__Written problem__: Identify all lines in the data containing the string "صیغۂ". Copy them out.

__Source data__:
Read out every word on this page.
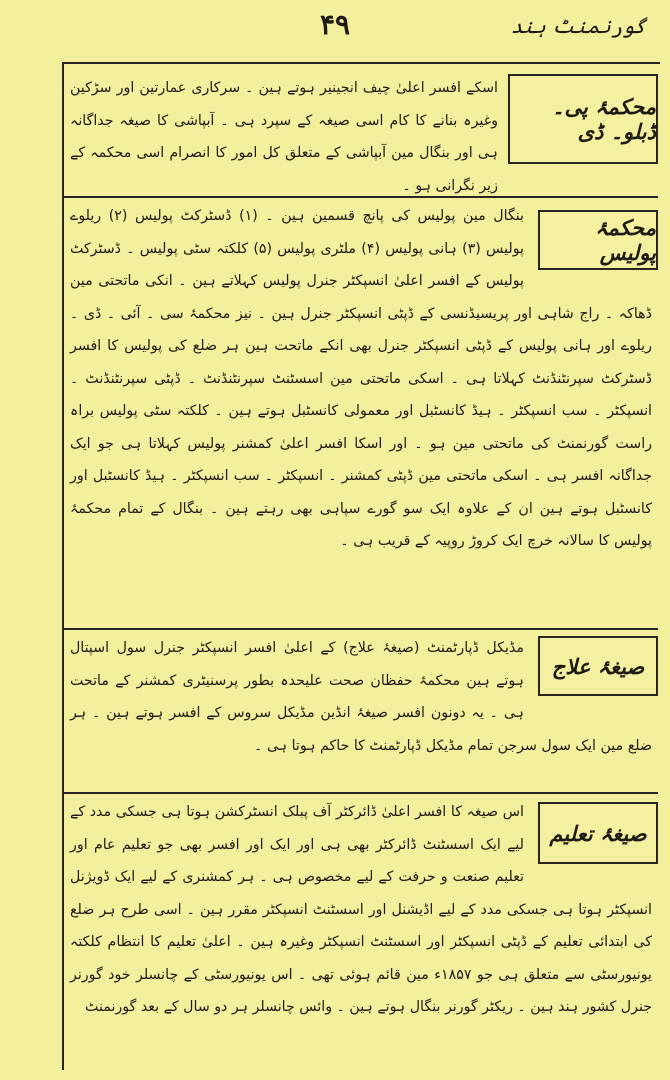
گورنمنٹ ہند
۴۹
محکمۂ پی۔ ڈبلو۔ ڈی
اسکے افسر اعلیٰ چیف انجینیر ہوتے ہین ۔ سرکاری عمارتین اور سڑکین وغیرہ بنانے کا کام اسی صیغہ کے سپرد ہی ۔ آبپاشی کا صیغہ جداگانہ ہی اور بنگال مین آبپاشی کے متعلق کل امور کا انصرام اسی محکمہ کے زیر نگرانی ہو ۔
محکمۂ پولیس
بنگال مین پولیس کی پانچ قسمین ہین ۔ (۱) ڈسٹرکٹ پولیس (۲) ریلوے پولیس (۳) ہانی پولیس (۴) ملٹری پولیس (۵) کلکتہ سٹی پولیس ۔ ڈسٹرکٹ پولیس کے افسر اعلیٰ انسپکٹر جنرل پولیس کہلاتے ہین ۔ انکی ماتحتی مین ڈھاکہ ۔ راج شاہی اور پریسیڈنسی کے ڈپٹی انسپکٹر جنرل ہین ۔ نیز محکمۂ سی ۔ آئی ۔ ڈی ۔ ریلوے اور ہانی پولیس کے ڈپٹی انسپکٹر جنرل بھی انکے ماتحت ہین ہر ضلع کی پولیس کا افسر ڈسٹرکٹ سپرنٹنڈنٹ کہلاتا ہی ۔ اسکی ماتحتی مین اسسٹنٹ سپرنٹنڈنٹ ۔ ڈپٹی سپرنٹنڈنٹ ۔ انسپکٹر ۔ سب انسپکٹر ۔ ہیڈ کانسٹبل اور معمولی کانسٹبل ہوتے ہین ۔ کلکتہ سٹی پولیس براہ راست گورنمنٹ کی ماتحتی مین ہو ۔ اور اسکا افسر اعلیٰ کمشنر پولیس کہلاتا ہی جو ایک جداگانہ افسر ہی ۔ اسکی ماتحتی مین ڈپٹی کمشنر ۔ انسپکٹر ۔ سب انسپکٹر ۔ ہیڈ کانسٹبل اور کانسٹبل ہوتے ہین ان کے علاوہ ایک سو گورے سپاہی بھی رہتے ہین ۔ بنگال کے تمام محکمۂ پولیس کا سالانہ خرچ ایک کروڑ روپیہ کے قریب ہی ۔
صیغۂ علاج
مڈیکل ڈپارٹمنٹ (صیغۂ علاج) کے اعلیٰ افسر انسپکٹر جنرل سول اسپتال ہوتے ہین محکمۂ حفظان صحت علیحدہ بطور پرسنیٹری کمشنر کے ماتحت ہی ۔ یہ دونون افسر صیغۂ انڈین مڈیکل سروس کے افسر ہوتے ہین ۔ ہر ضلع مین ایک سول سرجن تمام مڈیکل ڈپارٹمنٹ کا حاکم ہوتا ہی ۔
صیغۂ تعلیم
اس صیغہ کا افسر اعلیٰ ڈائرکٹر آف پبلک انسٹرکشن ہوتا ہی جسکی مدد کے لیے ایک اسسٹنٹ ڈائرکٹر بھی ہی اور ایک اور افسر بھی جو تعلیم عام اور تعلیم صنعت و حرفت کے لیے مخصوص ہی ۔ ہر کمشنری کے لیے ایک ڈویژنل انسپکٹر ہوتا ہی جسکی مدد کے لیے اڈیشنل اور اسسٹنٹ انسپکٹر مقرر ہین ۔ اسی طرح ہر ضلع کی ابتدائی تعلیم کے ڈپٹی انسپکٹر اور اسسٹنٹ انسپکٹر وغیرہ ہین ۔ اعلیٰ تعلیم کا انتظام کلکتہ یونیورسٹی سے متعلق ہی جو ۱۸۵۷ء مین قائم ہوئی تھی ۔ اس یونیورسٹی کے چانسلر خود گورنر جنرل کشور ہند ہین ۔ ریکٹر گورنر بنگال ہوتے ہین ۔ وائس چانسلر ہر دو سال کے بعد گورنمنٹ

__Result for this exercise__:
صیغۂ علاج
مڈیکل ڈپارٹمنٹ (صیغۂ علاج) کے اعلیٰ افسر انسپکٹر جنرل سول اسپتال ہوتے ہین محکمۂ حفظان صحت علیحدہ بطور پرسنیٹری کمشنر کے ماتحت ہی ۔ یہ دونون افسر صیغۂ انڈین مڈیکل سروس کے افسر ہوتے ہین ۔ ہر ضلع مین ایک سول سرجن تمام مڈیکل ڈپارٹمنٹ کا حاکم ہوتا ہی ۔
صیغۂ تعلیم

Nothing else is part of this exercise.